## INSTRUCTIONS FOR THE TASK:
All records are to be retyped faithfully and completely.

## ENTRIES:
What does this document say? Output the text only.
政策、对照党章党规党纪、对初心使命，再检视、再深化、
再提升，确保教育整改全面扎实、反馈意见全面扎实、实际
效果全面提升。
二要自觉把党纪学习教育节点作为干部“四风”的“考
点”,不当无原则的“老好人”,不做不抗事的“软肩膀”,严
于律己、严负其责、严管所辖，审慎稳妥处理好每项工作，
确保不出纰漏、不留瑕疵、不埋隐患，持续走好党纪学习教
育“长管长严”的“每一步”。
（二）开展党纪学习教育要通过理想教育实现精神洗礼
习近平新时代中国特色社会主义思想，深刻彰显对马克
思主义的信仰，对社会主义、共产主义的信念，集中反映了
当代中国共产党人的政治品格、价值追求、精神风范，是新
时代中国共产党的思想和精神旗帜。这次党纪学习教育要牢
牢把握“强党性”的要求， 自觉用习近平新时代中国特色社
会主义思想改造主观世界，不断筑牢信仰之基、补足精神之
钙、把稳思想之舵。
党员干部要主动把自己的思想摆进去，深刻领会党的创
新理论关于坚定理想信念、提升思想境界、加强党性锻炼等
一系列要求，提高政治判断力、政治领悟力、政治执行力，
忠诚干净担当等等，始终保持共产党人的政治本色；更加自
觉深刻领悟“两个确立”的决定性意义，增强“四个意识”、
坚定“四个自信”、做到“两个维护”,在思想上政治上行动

## FINAL RESULT:
What does this document say? Output the text only.
政策、对照党章党规党纪、对初心使命，再检视、再深化、
再提升，确保教育整改全面扎实、反馈意见全面扎实、实际
效果全面提升。
二要自觉把党纪学习教育节点作为干部“四风”的“考
点”,不当无原则的“老好人”,不做不抗事的“软肩膀”,严
于律己、严负其责、严管所辖，审慎稳妥处理好每项工作，
确保不出纰漏、不留瑕疵、不埋隐患，持续走好党纪学习教
育“长管长严”的“每一步”。
（二）开展党纪学习教育要通过理想教育实现精神洗礼
习近平新时代中国特色社会主义思想，深刻彰显对马克
思主义的信仰，对社会主义、共产主义的信念，集中反映了
当代中国共产党人的政治品格、价值追求、精神风范，是新
时代中国共产党的思想和精神旗帜。这次党纪学习教育要牢
牢把握“强党性”的要求， 自觉用习近平新时代中国特色社
会主义思想改造主观世界，不断筑牢信仰之基、补足精神之
钙、把稳思想之舵。
党员干部要主动把自己的思想摆进去，深刻领会党的创
新理论关于坚定理想信念、提升思想境界、加强党性锻炼等
一系列要求，提高政治判断力、政治领悟力、政治执行力，
忠诚干净担当等等，始终保持共产党人的政治本色；更加自
觉深刻领悟“两个确立”的决定性意义，增强“四个意识”、
坚定“四个自信”、做到“两个维护”,在思想上政治上行动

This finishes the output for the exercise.